Data excerpts

+ + +

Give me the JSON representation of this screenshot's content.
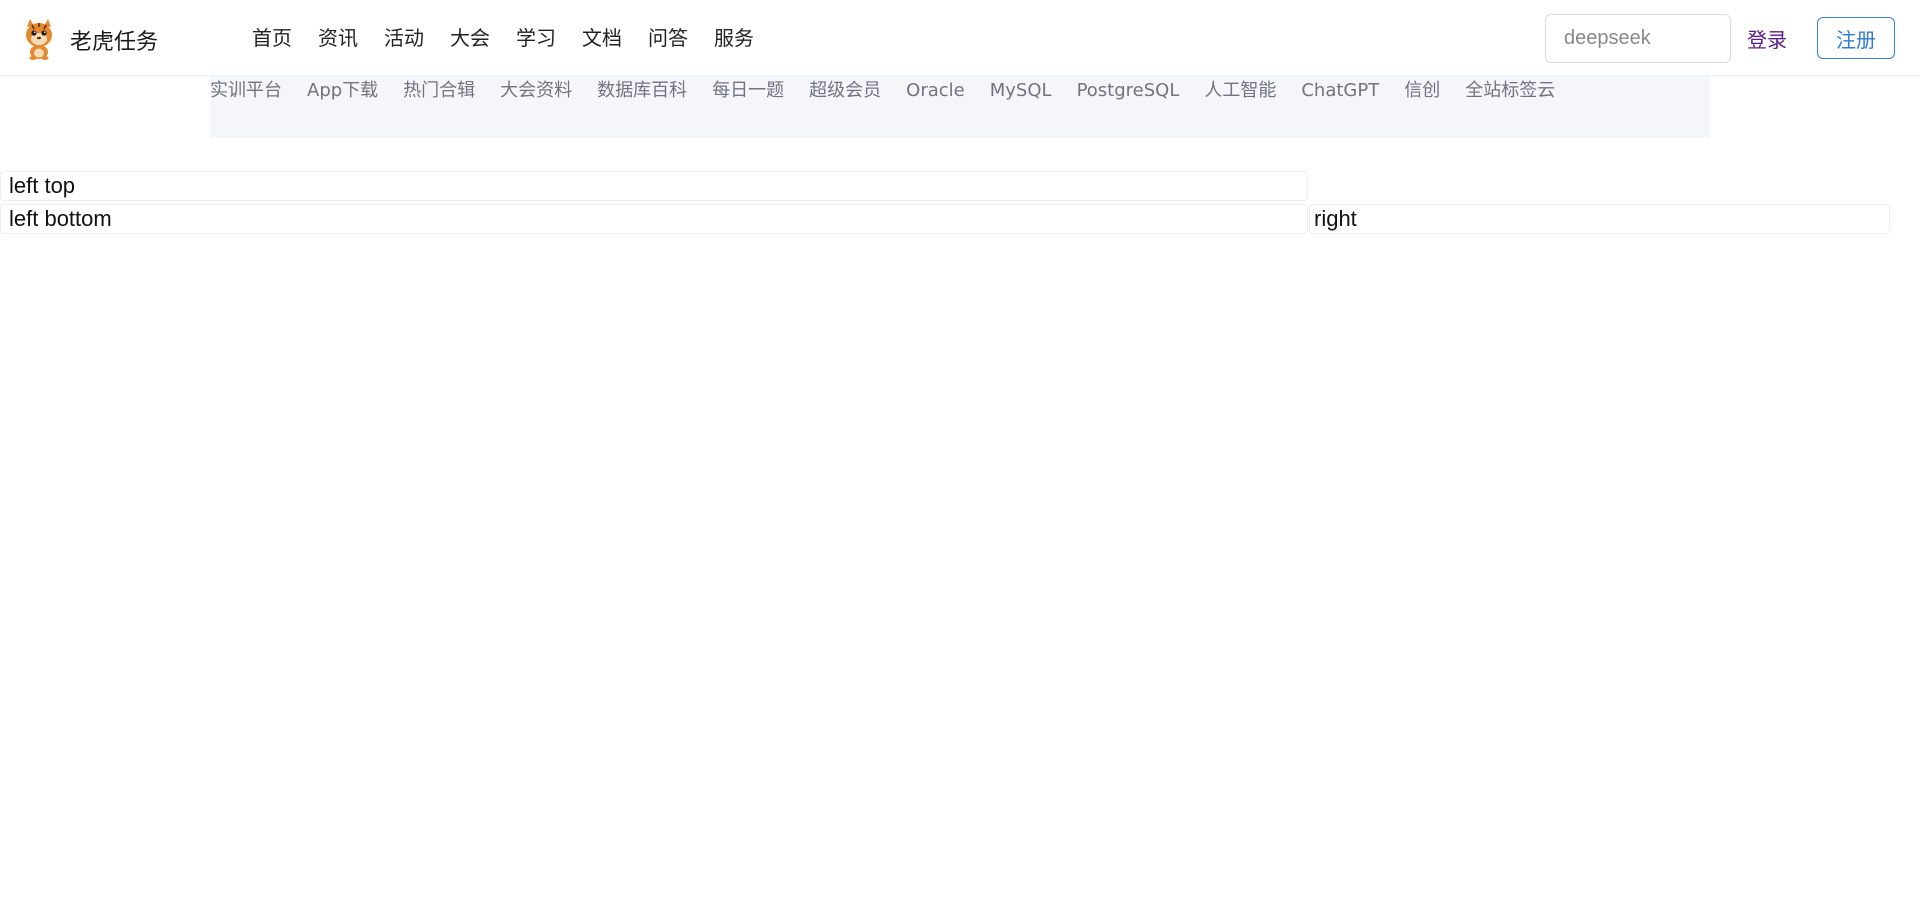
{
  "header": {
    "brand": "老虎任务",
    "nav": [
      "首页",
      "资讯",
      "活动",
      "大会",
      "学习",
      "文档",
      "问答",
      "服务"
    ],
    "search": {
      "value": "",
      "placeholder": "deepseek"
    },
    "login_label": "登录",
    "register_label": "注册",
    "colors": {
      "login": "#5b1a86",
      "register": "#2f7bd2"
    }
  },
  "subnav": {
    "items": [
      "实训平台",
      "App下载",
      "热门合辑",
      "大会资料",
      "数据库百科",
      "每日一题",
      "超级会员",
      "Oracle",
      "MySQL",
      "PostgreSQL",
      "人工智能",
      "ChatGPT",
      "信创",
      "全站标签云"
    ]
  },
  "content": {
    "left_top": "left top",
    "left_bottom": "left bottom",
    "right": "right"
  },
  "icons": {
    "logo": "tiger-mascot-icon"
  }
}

+ + +

• _Task to complete_
Identify the lines that contain the string "left", and copy every one of them.

• _Written solution_
    "left_top": "left top",
    "left_bottom": "left bottom",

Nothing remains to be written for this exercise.